> SHORT EXERCISE
Copy the data that follows exactly. Include no pictures.

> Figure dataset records
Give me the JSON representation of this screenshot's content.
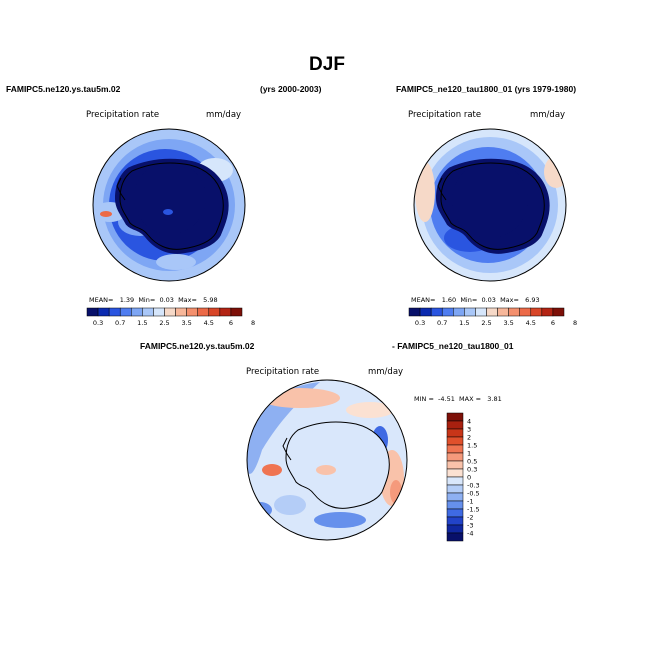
{
  "title": "DJF",
  "panel_left": {
    "case_label": "FAMIPC5.ne120.ys.tau5m.02",
    "years_label": "(yrs 2000-2003)",
    "field_label": "Precipitation rate",
    "units_label": "mm/day",
    "mean_label": "MEAN=",
    "mean_value": "1.39",
    "min_label": "Min=",
    "min_value": "0.03",
    "max_label": "Max=",
    "max_value": "5.98"
  },
  "panel_right": {
    "case_label": "FAMIPC5_ne120_tau1800_01 (yrs 1979-1980)",
    "field_label": "Precipitation rate",
    "units_label": "mm/day",
    "mean_label": "MEAN=",
    "mean_value": "1.60",
    "min_label": "Min=",
    "min_value": "0.03",
    "max_label": "Max=",
    "max_value": "6.93"
  },
  "panel_diff": {
    "case_a_label": "FAMIPC5.ne120.ys.tau5m.02",
    "case_b_label": "- FAMIPC5_ne120_tau1800_01",
    "field_label": "Precipitation rate",
    "units_label": "mm/day",
    "min_label": "MIN =",
    "min_value": "-4.51",
    "max_label": "MAX =",
    "max_value": "3.81"
  },
  "colorbar_horizontal": {
    "labels": [
      "0.3",
      "0.7",
      "1.5",
      "2.5",
      "3.5",
      "4.5",
      "6",
      "8"
    ],
    "colors": [
      "#08106a",
      "#0b2bb0",
      "#2a55e0",
      "#4f7df0",
      "#7ea6f4",
      "#a9c7f8",
      "#d6e6fb",
      "#f6d9c8",
      "#f7b79a",
      "#f4906e",
      "#ec6a48",
      "#d84628",
      "#b32414",
      "#7d1008"
    ]
  },
  "colorbar_vertical": {
    "labels": [
      "4",
      "3",
      "2",
      "1.5",
      "1",
      "0.5",
      "0.3",
      "0",
      "-0.3",
      "-0.5",
      "-1",
      "-1.5",
      "-2",
      "-3",
      "-4"
    ],
    "colors": [
      "#7d1008",
      "#a8200f",
      "#c83518",
      "#e0502c",
      "#ef7452",
      "#f59a7c",
      "#f9c2aa",
      "#fbe1d2",
      "#d9e7fb",
      "#b4cdf7",
      "#8eb0f2",
      "#6690ec",
      "#3f6ae3",
      "#2243c9",
      "#1027a0",
      "#08106a"
    ]
  }
}
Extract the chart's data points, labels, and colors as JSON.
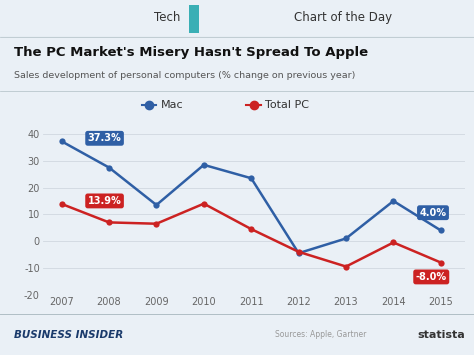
{
  "years": [
    2007,
    2008,
    2009,
    2010,
    2011,
    2012,
    2013,
    2014,
    2015
  ],
  "mac_values": [
    37.3,
    27.5,
    13.5,
    28.5,
    23.5,
    -4.5,
    1.0,
    15.0,
    4.0
  ],
  "pc_values": [
    13.9,
    7.0,
    6.5,
    14.0,
    4.5,
    -4.0,
    -9.5,
    -0.5,
    -8.0
  ],
  "mac_color": "#2f5fa5",
  "pc_color": "#cc2222",
  "label_mac_end": "4.0%",
  "label_pc_end": "-8.0%",
  "label_mac_start": "37.3%",
  "label_pc_start": "13.9%",
  "title": "The PC Market's Misery Hasn't Spread To Apple",
  "subtitle": "Sales development of personal computers (% change on previous year)",
  "legend_mac": "Mac",
  "legend_pc": "Total PC",
  "ylim": [
    -20,
    45
  ],
  "yticks": [
    -20,
    -10,
    0,
    10,
    20,
    30,
    40
  ],
  "bg_light": "#eaf0f6",
  "bg_white": "#ffffff",
  "footer_left": "Business Insider",
  "footer_right": "Sources: Apple, Gartner",
  "statista_text": "statista",
  "grid_color": "#d0d8e0",
  "header_line_color": "#b0bec5",
  "teal_color": "#3aafb5",
  "teal_dark": "#2a8f95",
  "ann_mac": "#2f5fa5",
  "ann_pc": "#cc2222"
}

> ANSWER FOR THIS EXERCISE
Give me the JSON representation of this screenshot's content.
{
  "title": "DJF",
  "panel_left": {
    "case_label": "FAMIPC5.ne120.ys.tau5m.02",
    "years_label": "(yrs 2000-2003)",
    "field_label": "Precipitation rate",
    "units_label": "mm/day",
    "mean_label": "MEAN=",
    "mean_value": "1.39",
    "min_label": "Min=",
    "min_value": "0.03",
    "max_label": "Max=",
    "max_value": "5.98"
  },
  "panel_right": {
    "case_label": "FAMIPC5_ne120_tau1800_01 (yrs 1979-1980)",
    "field_label": "Precipitation rate",
    "units_label": "mm/day",
    "mean_label": "MEAN=",
    "mean_value": "1.60",
    "min_label": "Min=",
    "min_value": "0.03",
    "max_label": "Max=",
    "max_value": "6.93"
  },
  "panel_diff": {
    "case_a_label": "FAMIPC5.ne120.ys.tau5m.02",
    "case_b_label": "- FAMIPC5_ne120_tau1800_01",
    "field_label": "Precipitation rate",
    "units_label": "mm/day",
    "min_label": "MIN =",
    "min_value": "-4.51",
    "max_label": "MAX =",
    "max_value": "3.81"
  },
  "colorbar_horizontal": {
    "labels": [
      "0.3",
      "0.7",
      "1.5",
      "2.5",
      "3.5",
      "4.5",
      "6",
      "8"
    ],
    "colors": [
      "#08106a",
      "#0b2bb0",
      "#2a55e0",
      "#4f7df0",
      "#7ea6f4",
      "#a9c7f8",
      "#d6e6fb",
      "#f6d9c8",
      "#f7b79a",
      "#f4906e",
      "#ec6a48",
      "#d84628",
      "#b32414",
      "#7d1008"
    ]
  },
  "colorbar_vertical": {
    "labels": [
      "4",
      "3",
      "2",
      "1.5",
      "1",
      "0.5",
      "0.3",
      "0",
      "-0.3",
      "-0.5",
      "-1",
      "-1.5",
      "-2",
      "-3",
      "-4"
    ],
    "colors": [
      "#7d1008",
      "#a8200f",
      "#c83518",
      "#e0502c",
      "#ef7452",
      "#f59a7c",
      "#f9c2aa",
      "#fbe1d2",
      "#d9e7fb",
      "#b4cdf7",
      "#8eb0f2",
      "#6690ec",
      "#3f6ae3",
      "#2243c9",
      "#1027a0",
      "#08106a"
    ]
  }
}
Extract the chart's data points, labels, and colors as JSON.
{
  "years": [
    2007,
    2008,
    2009,
    2010,
    2011,
    2012,
    2013,
    2014,
    2015
  ],
  "mac_values": [
    37.3,
    27.5,
    13.5,
    28.5,
    23.5,
    -4.5,
    1.0,
    15.0,
    4.0
  ],
  "pc_values": [
    13.9,
    7.0,
    6.5,
    14.0,
    4.5,
    -4.0,
    -9.5,
    -0.5,
    -8.0
  ],
  "mac_color": "#2f5fa5",
  "pc_color": "#cc2222",
  "label_mac_end": "4.0%",
  "label_pc_end": "-8.0%",
  "label_mac_start": "37.3%",
  "label_pc_start": "13.9%",
  "title": "The PC Market's Misery Hasn't Spread To Apple",
  "subtitle": "Sales development of personal computers (% change on previous year)",
  "legend_mac": "Mac",
  "legend_pc": "Total PC",
  "ylim": [
    -20,
    45
  ],
  "yticks": [
    -20,
    -10,
    0,
    10,
    20,
    30,
    40
  ],
  "bg_light": "#eaf0f6",
  "bg_white": "#ffffff",
  "footer_left": "Business Insider",
  "footer_right": "Sources: Apple, Gartner",
  "statista_text": "statista",
  "grid_color": "#d0d8e0",
  "header_line_color": "#b0bec5",
  "teal_color": "#3aafb5",
  "teal_dark": "#2a8f95",
  "ann_mac": "#2f5fa5",
  "ann_pc": "#cc2222"
}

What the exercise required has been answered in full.